— Start Information given —

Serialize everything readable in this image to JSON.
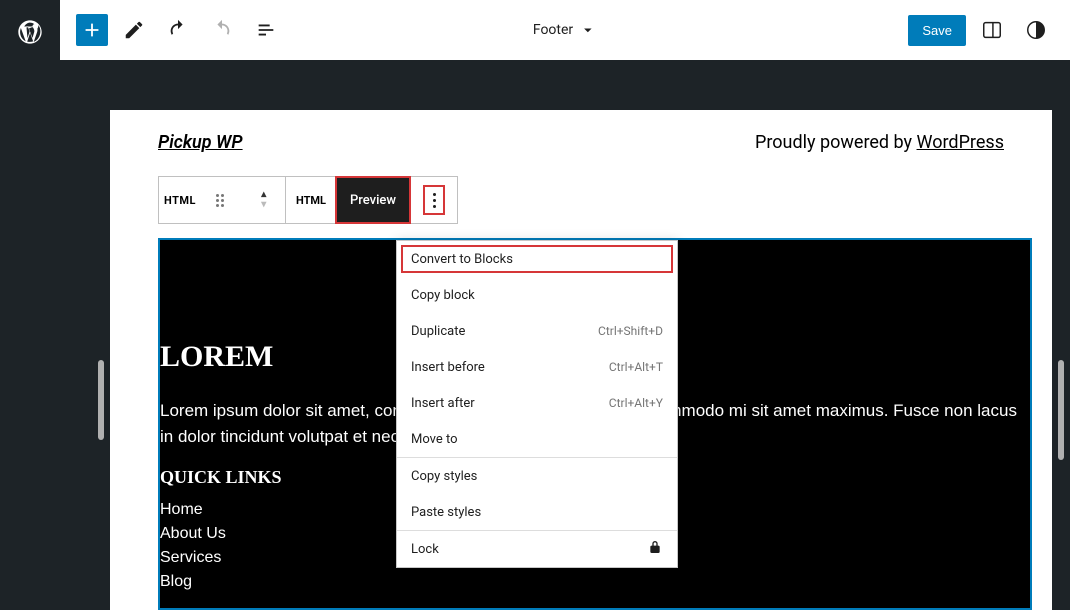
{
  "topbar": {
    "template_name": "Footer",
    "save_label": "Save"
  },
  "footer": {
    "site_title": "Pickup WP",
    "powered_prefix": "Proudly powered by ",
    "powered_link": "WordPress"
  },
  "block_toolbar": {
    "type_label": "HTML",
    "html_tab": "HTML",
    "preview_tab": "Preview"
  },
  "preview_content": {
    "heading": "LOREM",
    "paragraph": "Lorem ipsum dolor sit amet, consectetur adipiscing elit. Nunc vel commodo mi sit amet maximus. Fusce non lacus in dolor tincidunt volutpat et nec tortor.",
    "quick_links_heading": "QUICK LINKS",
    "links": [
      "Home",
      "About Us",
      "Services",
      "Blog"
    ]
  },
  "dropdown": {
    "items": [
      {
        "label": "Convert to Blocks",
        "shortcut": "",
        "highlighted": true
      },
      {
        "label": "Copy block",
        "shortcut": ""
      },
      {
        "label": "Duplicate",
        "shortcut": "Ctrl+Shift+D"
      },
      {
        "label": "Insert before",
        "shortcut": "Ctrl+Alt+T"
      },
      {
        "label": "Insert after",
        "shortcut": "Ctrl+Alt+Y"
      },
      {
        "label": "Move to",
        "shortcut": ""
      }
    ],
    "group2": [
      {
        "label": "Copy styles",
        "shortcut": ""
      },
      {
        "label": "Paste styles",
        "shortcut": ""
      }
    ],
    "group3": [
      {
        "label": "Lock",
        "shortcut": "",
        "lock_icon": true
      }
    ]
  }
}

— End Information given —

**Exercise objective**
The lines above form a set of records; determine how many of them contain the string "Insert" and give that number alone.

**Task solution**
2